** TASK DESCRIPTION **
Images are excluded; otherwise, output every record exactly.

** EXTRACTED ENTRIES **
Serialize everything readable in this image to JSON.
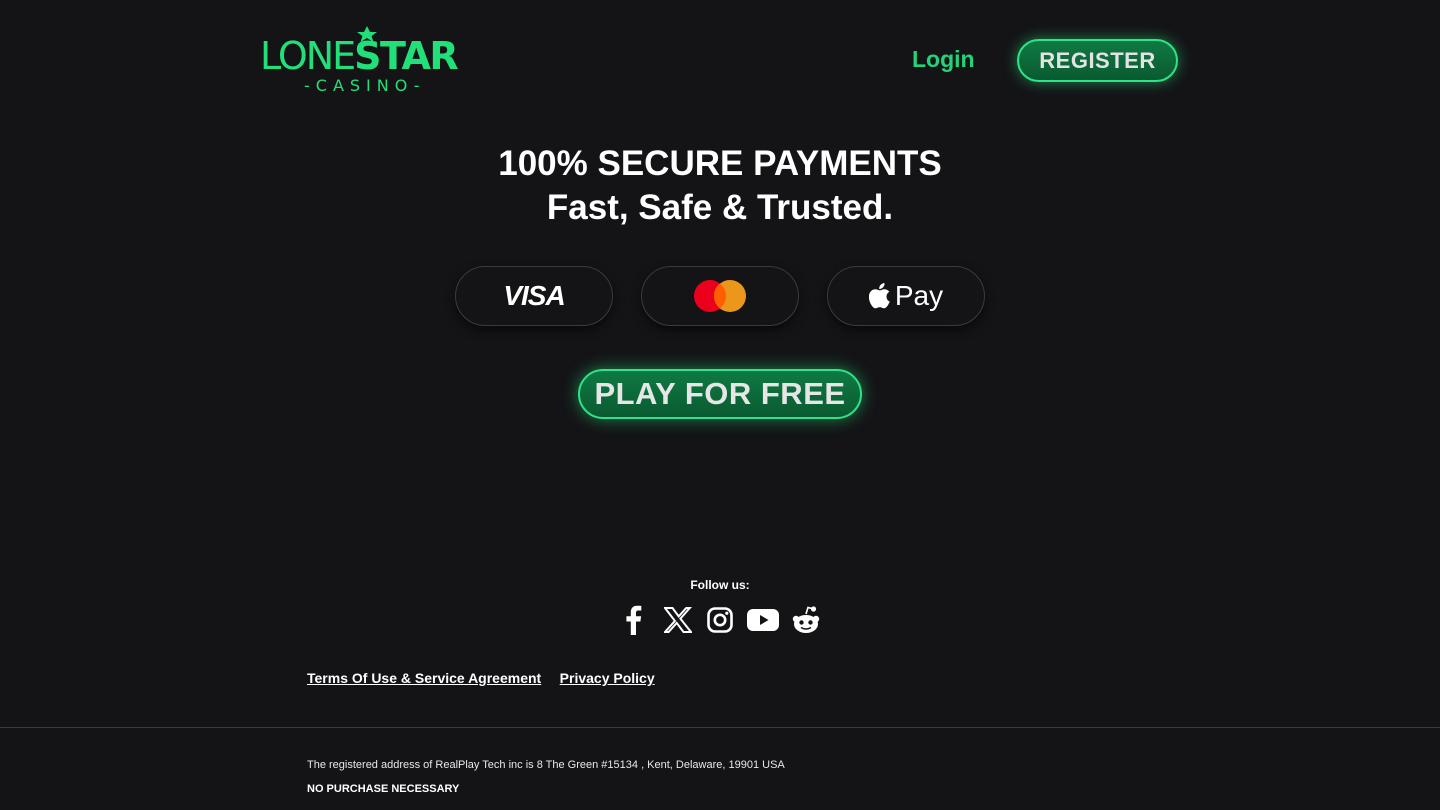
{
  "header": {
    "logo": {
      "word_left": "LONE",
      "word_right": "STAR",
      "subtitle": "-CASINO-"
    },
    "login_label": "Login",
    "register_label": "REGISTER"
  },
  "hero": {
    "headline_line1": "100% SECURE PAYMENTS",
    "headline_line2": "Fast, Safe & Trusted.",
    "payment_methods": [
      {
        "name": "VISA",
        "icon": "visa-logo"
      },
      {
        "name": "Mastercard",
        "icon": "mastercard-logo"
      },
      {
        "name": "Pay",
        "icon": "apple-pay-logo"
      }
    ],
    "play_label": "PLAY FOR FREE"
  },
  "footer": {
    "follow_label": "Follow us:",
    "socials": [
      "facebook-icon",
      "x-icon",
      "instagram-icon",
      "youtube-icon",
      "reddit-icon"
    ],
    "links": {
      "terms": "Terms Of Use & Service Agreement",
      "privacy": "Privacy Policy"
    },
    "address": "The registered address of RealPlay Tech inc is 8 The Green #15134 , Kent, Delaware, 19901 USA",
    "no_purchase": "NO PURCHASE NECESSARY"
  },
  "colors": {
    "background": "#141417",
    "brand_green": "#21e07a",
    "button_green": "#0f7a43",
    "mastercard_red": "#eb001b",
    "mastercard_orange": "#f79e1b"
  }
}
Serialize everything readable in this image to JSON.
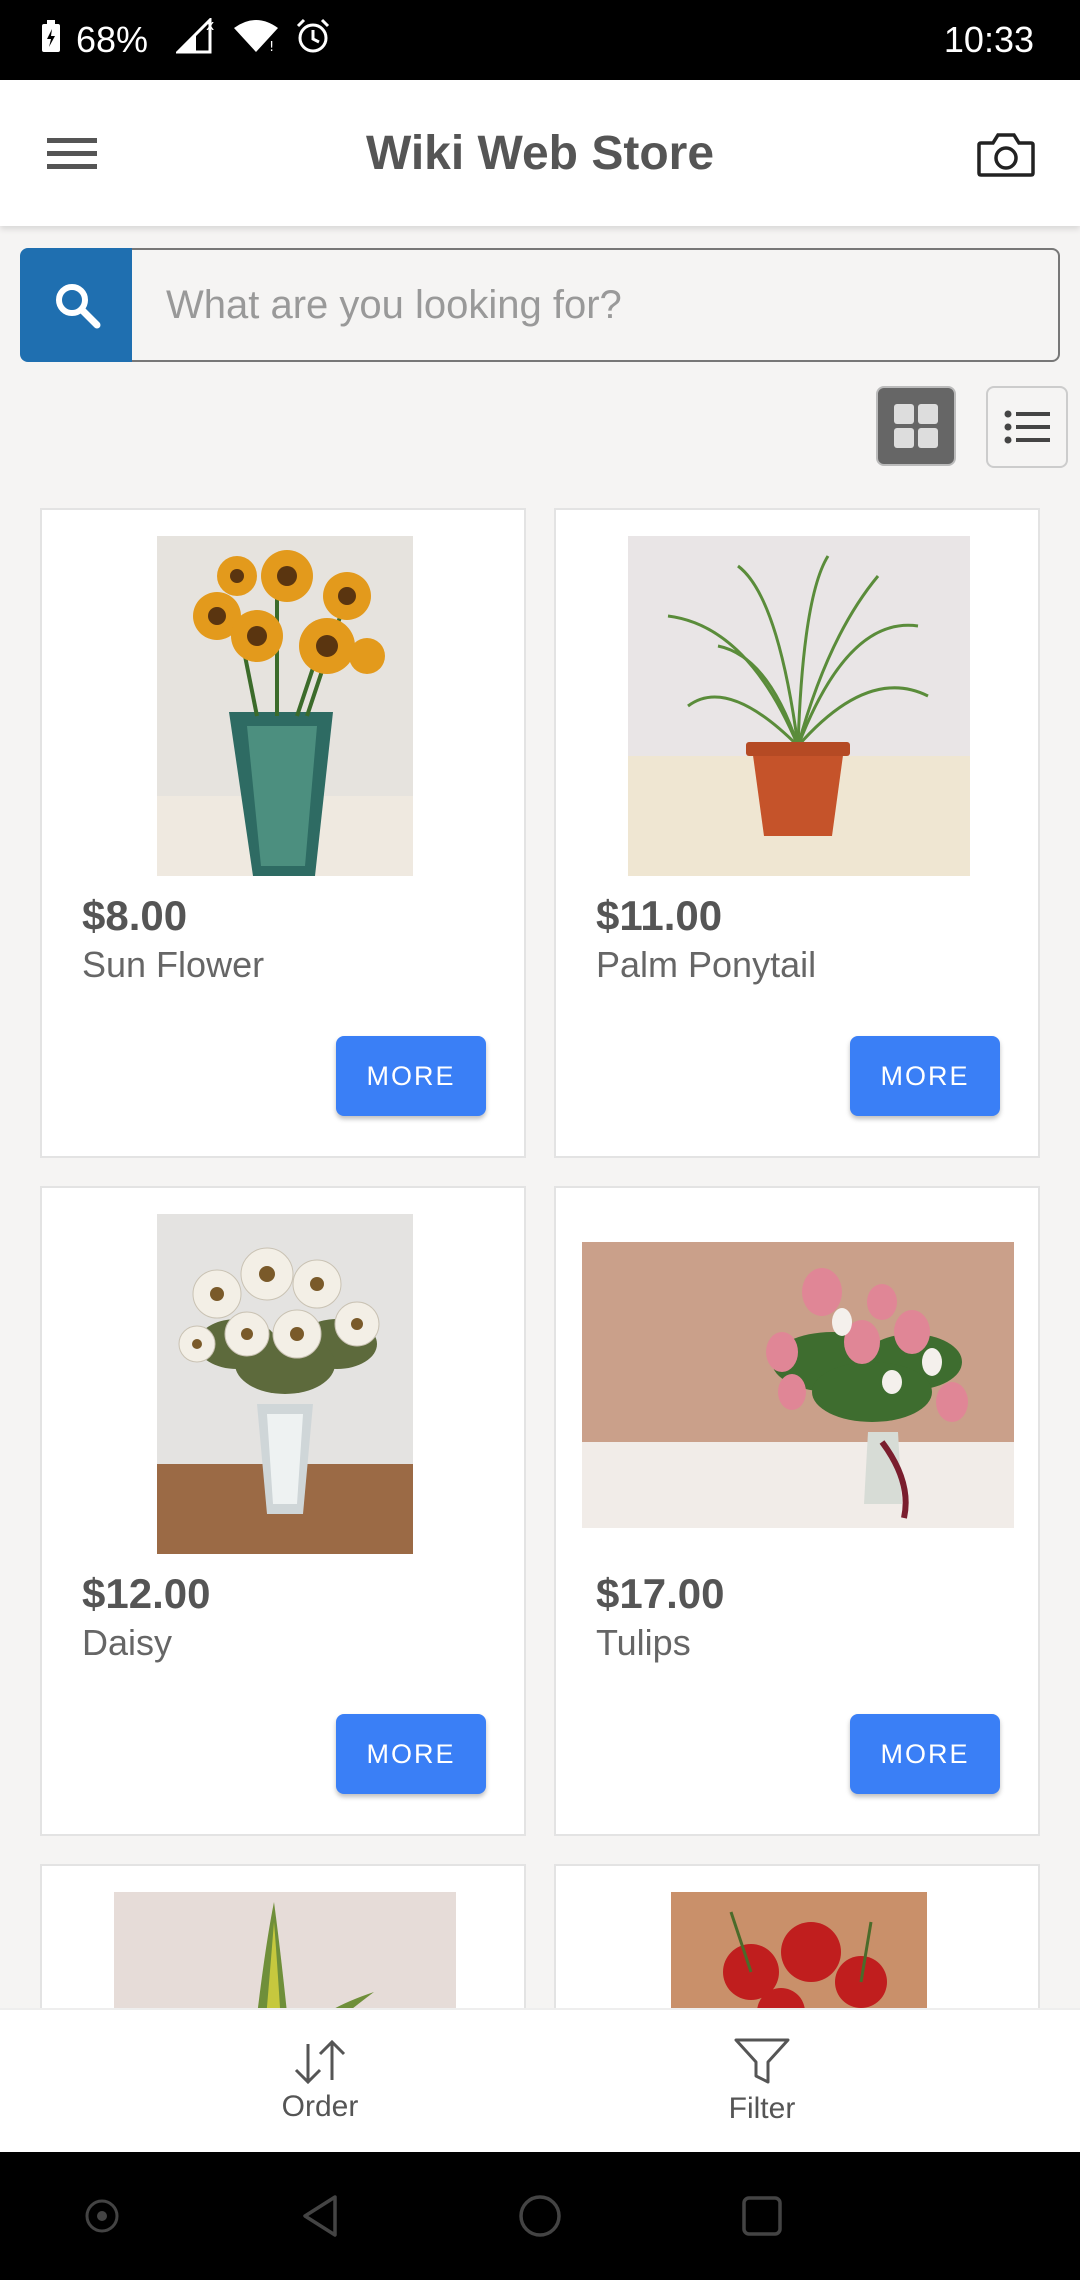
{
  "status_bar": {
    "battery": "68%",
    "time": "10:33"
  },
  "app_bar": {
    "title": "Wiki Web Store",
    "menu_icon": "hamburger-menu-icon",
    "camera_icon": "camera-icon"
  },
  "search": {
    "placeholder": "What are you looking for?",
    "value": ""
  },
  "view_toggle": {
    "selected": "grid"
  },
  "products": [
    {
      "price": "$8.00",
      "name": "Sun Flower",
      "more_label": "MORE"
    },
    {
      "price": "$11.00",
      "name": "Palm Ponytail",
      "more_label": "MORE"
    },
    {
      "price": "$12.00",
      "name": "Daisy",
      "more_label": "MORE"
    },
    {
      "price": "$17.00",
      "name": "Tulips",
      "more_label": "MORE"
    }
  ],
  "bottom_bar": {
    "order_label": "Order",
    "filter_label": "Filter"
  },
  "colors": {
    "accent_button": "#3a7ff6",
    "search_button": "#1f6fb0"
  }
}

** RESULT OF THE EXERCISE **
Serialize everything readable in this image to JSON.
{
  "header": {
    "logo": {
      "word_left": "LONE",
      "word_right": "STAR",
      "subtitle": "-CASINO-"
    },
    "login_label": "Login",
    "register_label": "REGISTER"
  },
  "hero": {
    "headline_line1": "100% SECURE PAYMENTS",
    "headline_line2": "Fast, Safe & Trusted.",
    "payment_methods": [
      {
        "name": "VISA",
        "icon": "visa-logo"
      },
      {
        "name": "Mastercard",
        "icon": "mastercard-logo"
      },
      {
        "name": "Pay",
        "icon": "apple-pay-logo"
      }
    ],
    "play_label": "PLAY FOR FREE"
  },
  "footer": {
    "follow_label": "Follow us:",
    "socials": [
      "facebook-icon",
      "x-icon",
      "instagram-icon",
      "youtube-icon",
      "reddit-icon"
    ],
    "links": {
      "terms": "Terms Of Use & Service Agreement",
      "privacy": "Privacy Policy"
    },
    "address": "The registered address of RealPlay Tech inc is 8 The Green #15134 , Kent, Delaware, 19901 USA",
    "no_purchase": "NO PURCHASE NECESSARY"
  },
  "colors": {
    "background": "#141417",
    "brand_green": "#21e07a",
    "button_green": "#0f7a43",
    "mastercard_red": "#eb001b",
    "mastercard_orange": "#f79e1b"
  }
}
Serialize everything readable in this image to JSON.
{
  "status_bar": {
    "battery": "68%",
    "time": "10:33"
  },
  "app_bar": {
    "title": "Wiki Web Store",
    "menu_icon": "hamburger-menu-icon",
    "camera_icon": "camera-icon"
  },
  "search": {
    "placeholder": "What are you looking for?",
    "value": ""
  },
  "view_toggle": {
    "selected": "grid"
  },
  "products": [
    {
      "price": "$8.00",
      "name": "Sun Flower",
      "more_label": "MORE"
    },
    {
      "price": "$11.00",
      "name": "Palm Ponytail",
      "more_label": "MORE"
    },
    {
      "price": "$12.00",
      "name": "Daisy",
      "more_label": "MORE"
    },
    {
      "price": "$17.00",
      "name": "Tulips",
      "more_label": "MORE"
    }
  ],
  "bottom_bar": {
    "order_label": "Order",
    "filter_label": "Filter"
  },
  "colors": {
    "accent_button": "#3a7ff6",
    "search_button": "#1f6fb0"
  }
}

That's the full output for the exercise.